__DIRECTIVE__:
Give the count of lines containing the string "chapitre", with no other output.
################
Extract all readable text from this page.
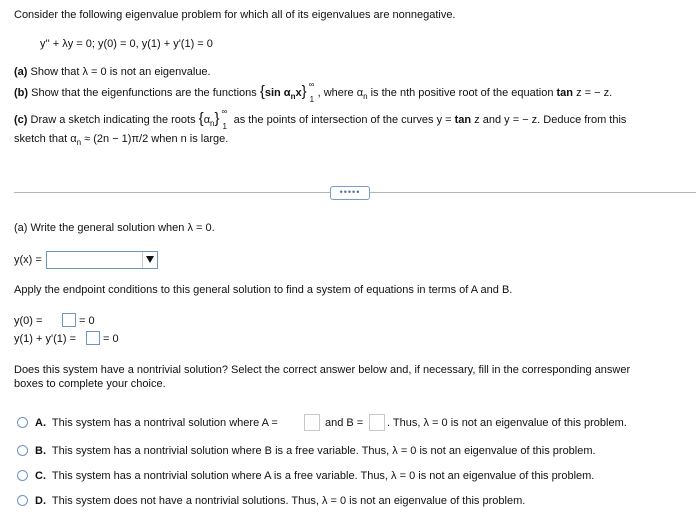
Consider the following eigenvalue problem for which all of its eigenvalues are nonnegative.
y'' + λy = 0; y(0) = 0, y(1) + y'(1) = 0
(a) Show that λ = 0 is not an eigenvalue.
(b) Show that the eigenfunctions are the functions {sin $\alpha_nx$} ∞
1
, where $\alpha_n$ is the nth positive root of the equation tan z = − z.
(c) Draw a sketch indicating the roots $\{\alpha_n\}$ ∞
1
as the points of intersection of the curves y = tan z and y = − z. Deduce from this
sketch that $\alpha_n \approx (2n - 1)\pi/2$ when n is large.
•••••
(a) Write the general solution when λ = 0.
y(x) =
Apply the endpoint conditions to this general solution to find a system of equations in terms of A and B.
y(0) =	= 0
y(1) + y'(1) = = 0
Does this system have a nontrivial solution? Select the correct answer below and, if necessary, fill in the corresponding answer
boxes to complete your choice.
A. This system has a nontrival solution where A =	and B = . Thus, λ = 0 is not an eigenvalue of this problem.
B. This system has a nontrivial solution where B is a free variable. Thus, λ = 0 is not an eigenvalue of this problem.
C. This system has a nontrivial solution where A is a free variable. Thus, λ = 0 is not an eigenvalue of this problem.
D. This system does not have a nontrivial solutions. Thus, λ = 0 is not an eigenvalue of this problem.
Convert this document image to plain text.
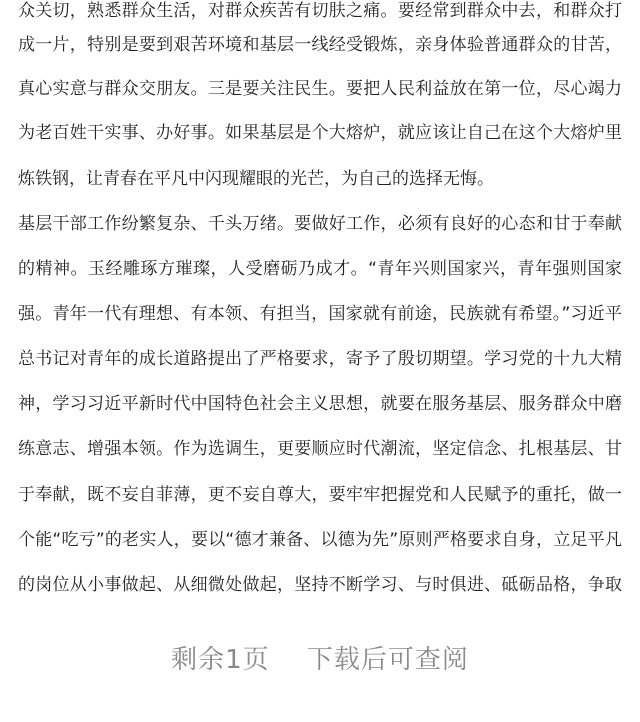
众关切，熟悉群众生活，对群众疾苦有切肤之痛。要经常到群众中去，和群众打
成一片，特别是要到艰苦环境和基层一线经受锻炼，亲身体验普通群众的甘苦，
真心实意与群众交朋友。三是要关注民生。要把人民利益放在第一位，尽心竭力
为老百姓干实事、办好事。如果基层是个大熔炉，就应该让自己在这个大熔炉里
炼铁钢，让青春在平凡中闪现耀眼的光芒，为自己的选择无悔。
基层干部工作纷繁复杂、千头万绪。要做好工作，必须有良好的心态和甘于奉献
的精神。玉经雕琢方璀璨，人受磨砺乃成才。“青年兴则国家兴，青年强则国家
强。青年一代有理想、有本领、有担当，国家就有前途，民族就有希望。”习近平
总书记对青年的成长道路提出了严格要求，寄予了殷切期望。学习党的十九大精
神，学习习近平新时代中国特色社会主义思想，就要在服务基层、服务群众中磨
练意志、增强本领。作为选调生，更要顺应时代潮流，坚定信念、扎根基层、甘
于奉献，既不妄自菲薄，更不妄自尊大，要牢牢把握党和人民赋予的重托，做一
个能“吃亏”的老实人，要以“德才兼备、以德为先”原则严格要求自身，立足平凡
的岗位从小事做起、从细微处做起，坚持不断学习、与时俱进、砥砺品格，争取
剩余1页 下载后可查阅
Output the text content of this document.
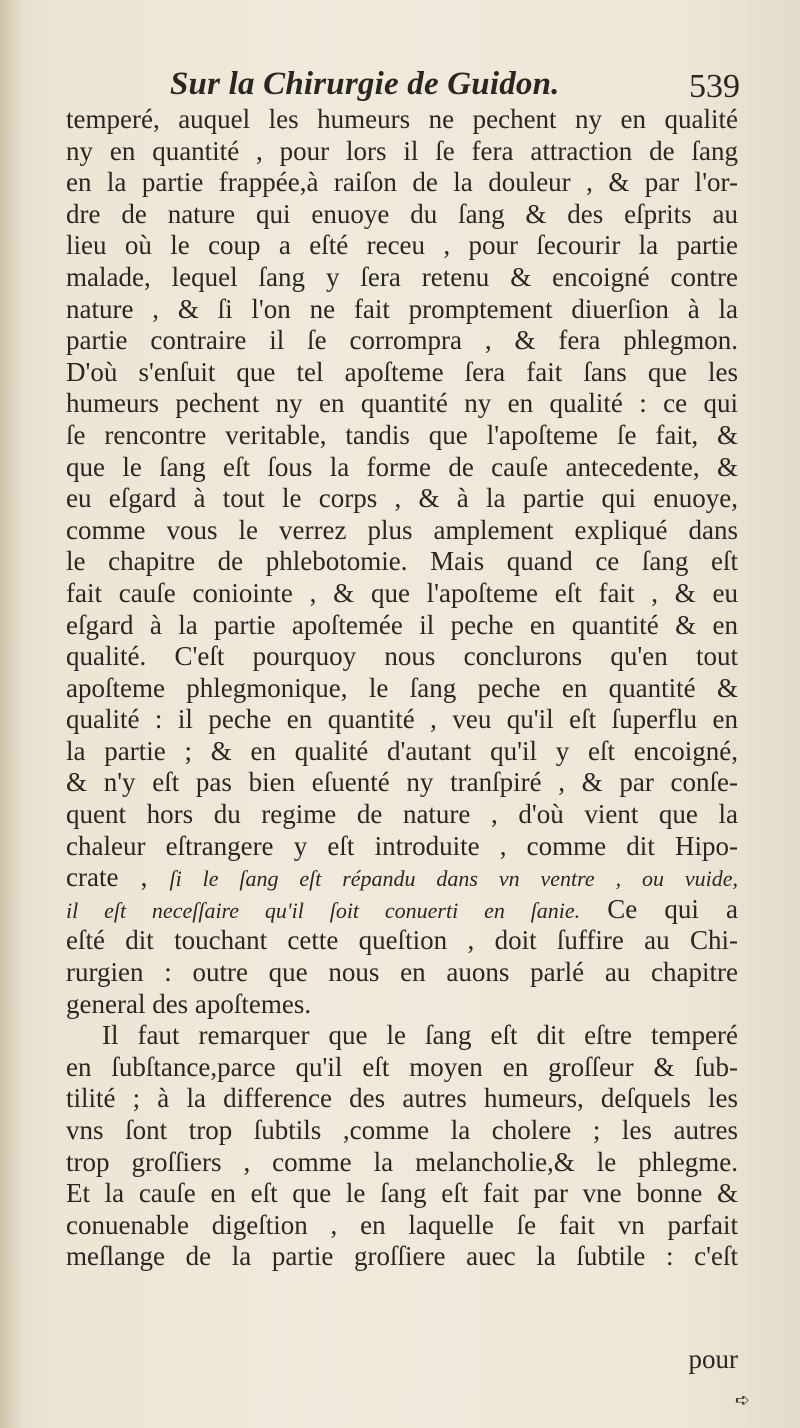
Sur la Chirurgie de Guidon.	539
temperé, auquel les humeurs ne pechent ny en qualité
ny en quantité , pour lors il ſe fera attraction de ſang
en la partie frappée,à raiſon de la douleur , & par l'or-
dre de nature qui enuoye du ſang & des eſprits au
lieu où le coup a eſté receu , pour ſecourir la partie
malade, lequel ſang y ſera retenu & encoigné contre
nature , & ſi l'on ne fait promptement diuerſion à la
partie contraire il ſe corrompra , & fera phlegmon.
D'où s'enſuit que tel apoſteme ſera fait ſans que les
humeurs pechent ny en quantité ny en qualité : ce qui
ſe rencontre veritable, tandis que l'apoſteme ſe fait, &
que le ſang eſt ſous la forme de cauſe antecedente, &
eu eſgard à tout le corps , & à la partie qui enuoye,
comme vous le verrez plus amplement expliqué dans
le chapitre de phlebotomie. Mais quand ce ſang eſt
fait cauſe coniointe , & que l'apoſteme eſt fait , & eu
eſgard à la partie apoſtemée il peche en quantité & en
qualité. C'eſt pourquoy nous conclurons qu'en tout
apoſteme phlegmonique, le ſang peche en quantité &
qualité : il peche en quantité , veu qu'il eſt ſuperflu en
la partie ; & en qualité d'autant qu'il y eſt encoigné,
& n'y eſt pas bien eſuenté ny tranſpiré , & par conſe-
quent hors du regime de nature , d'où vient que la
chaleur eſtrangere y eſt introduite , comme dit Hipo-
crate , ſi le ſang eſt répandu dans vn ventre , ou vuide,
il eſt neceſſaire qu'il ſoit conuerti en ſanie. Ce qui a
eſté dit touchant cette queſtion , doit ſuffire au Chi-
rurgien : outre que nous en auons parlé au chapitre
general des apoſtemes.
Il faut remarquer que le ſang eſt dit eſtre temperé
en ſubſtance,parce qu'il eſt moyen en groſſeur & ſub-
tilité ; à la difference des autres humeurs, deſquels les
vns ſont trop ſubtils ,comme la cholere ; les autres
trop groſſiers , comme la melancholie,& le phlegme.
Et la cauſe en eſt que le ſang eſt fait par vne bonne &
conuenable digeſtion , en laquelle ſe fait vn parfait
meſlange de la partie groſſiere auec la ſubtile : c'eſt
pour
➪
################
__ANSWER TO THIS EXERCISE__:
2